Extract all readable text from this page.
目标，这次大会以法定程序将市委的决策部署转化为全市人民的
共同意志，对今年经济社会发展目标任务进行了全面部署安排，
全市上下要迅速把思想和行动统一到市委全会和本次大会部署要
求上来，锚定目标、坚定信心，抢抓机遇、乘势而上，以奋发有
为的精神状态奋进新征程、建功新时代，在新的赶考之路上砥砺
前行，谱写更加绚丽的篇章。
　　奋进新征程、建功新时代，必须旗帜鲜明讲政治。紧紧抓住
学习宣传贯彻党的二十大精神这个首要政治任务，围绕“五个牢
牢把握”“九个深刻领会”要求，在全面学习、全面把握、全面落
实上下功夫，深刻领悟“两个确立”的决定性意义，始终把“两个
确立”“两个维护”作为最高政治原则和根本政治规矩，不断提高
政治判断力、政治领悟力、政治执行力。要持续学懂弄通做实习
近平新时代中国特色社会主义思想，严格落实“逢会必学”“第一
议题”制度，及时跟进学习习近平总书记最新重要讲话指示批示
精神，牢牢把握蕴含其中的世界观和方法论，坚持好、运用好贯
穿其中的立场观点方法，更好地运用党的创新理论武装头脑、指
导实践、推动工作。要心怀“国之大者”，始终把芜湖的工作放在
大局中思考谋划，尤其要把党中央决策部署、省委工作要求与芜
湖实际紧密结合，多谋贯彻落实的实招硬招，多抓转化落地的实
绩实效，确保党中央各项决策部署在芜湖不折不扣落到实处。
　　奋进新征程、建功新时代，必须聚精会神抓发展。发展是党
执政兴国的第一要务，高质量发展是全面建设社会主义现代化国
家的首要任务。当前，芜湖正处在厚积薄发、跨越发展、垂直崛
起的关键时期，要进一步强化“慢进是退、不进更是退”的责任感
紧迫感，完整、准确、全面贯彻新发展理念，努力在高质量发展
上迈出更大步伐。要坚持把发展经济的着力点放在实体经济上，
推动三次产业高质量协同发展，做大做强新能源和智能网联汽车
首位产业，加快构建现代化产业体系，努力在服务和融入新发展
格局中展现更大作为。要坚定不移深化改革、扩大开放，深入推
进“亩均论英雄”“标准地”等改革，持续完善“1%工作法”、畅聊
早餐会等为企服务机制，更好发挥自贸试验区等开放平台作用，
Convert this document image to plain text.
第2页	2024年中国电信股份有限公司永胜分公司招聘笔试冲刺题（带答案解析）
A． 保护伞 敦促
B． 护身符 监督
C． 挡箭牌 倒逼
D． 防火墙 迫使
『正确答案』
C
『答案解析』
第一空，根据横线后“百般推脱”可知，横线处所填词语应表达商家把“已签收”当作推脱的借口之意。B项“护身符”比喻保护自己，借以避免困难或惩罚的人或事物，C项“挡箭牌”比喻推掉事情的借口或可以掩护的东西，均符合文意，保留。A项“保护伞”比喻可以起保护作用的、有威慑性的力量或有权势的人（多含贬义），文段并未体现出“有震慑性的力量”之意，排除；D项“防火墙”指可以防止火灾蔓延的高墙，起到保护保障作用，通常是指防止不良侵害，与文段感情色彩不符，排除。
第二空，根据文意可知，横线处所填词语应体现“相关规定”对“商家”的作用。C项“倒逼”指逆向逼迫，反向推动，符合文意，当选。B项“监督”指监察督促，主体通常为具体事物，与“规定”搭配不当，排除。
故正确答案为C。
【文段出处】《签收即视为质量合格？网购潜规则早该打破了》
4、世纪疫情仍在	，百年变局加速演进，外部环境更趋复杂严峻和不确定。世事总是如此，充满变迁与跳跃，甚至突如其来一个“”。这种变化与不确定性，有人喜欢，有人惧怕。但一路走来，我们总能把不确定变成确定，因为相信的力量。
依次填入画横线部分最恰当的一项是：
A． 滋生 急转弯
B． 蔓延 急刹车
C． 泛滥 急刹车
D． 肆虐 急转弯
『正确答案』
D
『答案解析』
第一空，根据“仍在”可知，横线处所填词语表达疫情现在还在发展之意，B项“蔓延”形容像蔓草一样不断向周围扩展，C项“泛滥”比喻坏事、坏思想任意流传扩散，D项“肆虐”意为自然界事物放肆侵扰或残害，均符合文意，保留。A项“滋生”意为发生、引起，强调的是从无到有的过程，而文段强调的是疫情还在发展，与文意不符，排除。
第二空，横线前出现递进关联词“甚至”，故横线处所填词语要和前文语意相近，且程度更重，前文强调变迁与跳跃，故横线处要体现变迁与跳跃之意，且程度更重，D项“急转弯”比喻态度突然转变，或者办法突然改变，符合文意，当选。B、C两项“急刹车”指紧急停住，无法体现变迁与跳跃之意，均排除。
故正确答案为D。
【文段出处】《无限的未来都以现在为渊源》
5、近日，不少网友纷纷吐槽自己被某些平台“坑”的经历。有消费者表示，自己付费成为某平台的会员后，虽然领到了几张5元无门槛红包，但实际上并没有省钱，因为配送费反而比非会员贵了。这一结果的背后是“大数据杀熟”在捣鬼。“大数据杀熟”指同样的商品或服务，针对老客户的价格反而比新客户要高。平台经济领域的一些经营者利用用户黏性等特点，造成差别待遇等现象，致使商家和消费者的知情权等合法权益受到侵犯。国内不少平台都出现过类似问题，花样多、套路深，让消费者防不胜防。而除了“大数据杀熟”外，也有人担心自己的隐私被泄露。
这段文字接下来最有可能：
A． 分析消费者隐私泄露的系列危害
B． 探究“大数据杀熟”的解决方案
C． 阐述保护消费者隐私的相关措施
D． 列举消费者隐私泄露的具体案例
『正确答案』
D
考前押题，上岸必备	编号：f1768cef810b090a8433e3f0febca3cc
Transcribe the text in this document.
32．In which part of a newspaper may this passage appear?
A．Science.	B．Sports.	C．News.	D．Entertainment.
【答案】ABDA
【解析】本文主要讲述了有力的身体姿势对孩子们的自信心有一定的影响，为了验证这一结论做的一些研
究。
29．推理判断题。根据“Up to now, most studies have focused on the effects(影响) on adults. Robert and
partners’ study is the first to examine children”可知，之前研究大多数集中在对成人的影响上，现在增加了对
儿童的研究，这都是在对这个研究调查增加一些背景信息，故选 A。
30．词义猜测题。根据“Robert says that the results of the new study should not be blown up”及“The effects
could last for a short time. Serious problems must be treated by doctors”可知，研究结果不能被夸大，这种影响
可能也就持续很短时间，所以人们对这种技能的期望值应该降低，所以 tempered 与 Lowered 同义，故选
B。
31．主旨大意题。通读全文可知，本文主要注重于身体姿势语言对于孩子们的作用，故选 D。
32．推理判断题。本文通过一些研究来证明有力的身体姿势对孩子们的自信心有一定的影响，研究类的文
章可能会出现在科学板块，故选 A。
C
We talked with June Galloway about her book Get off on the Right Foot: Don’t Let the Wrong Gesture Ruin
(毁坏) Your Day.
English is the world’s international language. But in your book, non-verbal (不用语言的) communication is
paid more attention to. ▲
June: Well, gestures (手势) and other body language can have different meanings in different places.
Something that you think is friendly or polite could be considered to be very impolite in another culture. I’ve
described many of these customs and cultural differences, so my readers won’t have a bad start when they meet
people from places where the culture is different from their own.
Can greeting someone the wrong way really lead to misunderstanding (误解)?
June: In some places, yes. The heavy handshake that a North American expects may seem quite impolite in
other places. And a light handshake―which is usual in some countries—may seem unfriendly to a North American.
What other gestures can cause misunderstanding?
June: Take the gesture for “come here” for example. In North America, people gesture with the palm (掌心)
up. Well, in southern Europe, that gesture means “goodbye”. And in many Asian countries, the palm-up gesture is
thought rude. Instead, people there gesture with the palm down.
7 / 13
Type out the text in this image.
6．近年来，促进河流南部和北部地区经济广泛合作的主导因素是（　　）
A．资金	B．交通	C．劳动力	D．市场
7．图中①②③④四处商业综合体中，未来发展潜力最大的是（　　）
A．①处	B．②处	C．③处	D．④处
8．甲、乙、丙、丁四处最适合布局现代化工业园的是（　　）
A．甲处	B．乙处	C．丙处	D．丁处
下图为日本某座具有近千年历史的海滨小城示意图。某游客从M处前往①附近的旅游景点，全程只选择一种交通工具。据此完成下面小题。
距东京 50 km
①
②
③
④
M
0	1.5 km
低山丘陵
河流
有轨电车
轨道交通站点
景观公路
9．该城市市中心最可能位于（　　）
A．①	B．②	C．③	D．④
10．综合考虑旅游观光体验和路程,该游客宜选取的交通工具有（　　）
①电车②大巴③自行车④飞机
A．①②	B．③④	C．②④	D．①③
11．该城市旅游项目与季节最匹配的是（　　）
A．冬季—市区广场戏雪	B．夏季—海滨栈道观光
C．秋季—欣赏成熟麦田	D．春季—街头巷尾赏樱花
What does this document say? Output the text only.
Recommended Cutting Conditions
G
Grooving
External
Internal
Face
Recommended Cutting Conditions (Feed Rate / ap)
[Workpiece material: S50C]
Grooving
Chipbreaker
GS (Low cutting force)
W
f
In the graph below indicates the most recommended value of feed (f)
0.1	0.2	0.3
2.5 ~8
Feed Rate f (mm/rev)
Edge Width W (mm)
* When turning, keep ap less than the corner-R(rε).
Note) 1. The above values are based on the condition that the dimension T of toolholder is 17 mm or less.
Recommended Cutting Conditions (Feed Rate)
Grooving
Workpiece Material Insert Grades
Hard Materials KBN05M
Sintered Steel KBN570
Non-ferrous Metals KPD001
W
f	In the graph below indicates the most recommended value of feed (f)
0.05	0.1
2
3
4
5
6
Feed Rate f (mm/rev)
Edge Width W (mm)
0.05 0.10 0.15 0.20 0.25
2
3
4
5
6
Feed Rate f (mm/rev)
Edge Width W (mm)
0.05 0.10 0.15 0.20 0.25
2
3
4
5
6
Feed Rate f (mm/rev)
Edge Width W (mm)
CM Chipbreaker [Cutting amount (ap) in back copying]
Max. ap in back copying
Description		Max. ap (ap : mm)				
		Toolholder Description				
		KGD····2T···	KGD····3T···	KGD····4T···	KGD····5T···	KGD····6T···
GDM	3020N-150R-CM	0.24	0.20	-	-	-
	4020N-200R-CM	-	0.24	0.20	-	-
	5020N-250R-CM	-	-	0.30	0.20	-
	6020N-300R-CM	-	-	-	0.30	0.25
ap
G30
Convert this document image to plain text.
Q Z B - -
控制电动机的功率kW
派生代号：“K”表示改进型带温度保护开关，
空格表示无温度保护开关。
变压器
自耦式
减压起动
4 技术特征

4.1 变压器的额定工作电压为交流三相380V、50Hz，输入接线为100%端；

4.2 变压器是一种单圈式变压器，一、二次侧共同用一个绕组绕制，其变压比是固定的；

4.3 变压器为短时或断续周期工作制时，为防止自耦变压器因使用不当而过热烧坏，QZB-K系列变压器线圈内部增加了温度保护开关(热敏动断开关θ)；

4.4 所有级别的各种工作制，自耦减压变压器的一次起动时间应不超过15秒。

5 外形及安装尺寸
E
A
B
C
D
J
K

Problem
Identify each line in the records above that contains the word "language", and copy it out in full.

Complete answer
English is the world’s international language. But in your book, non-verbal (不用语言的) communication is
June: Well, gestures (手势) and other body language can have different meanings in different places.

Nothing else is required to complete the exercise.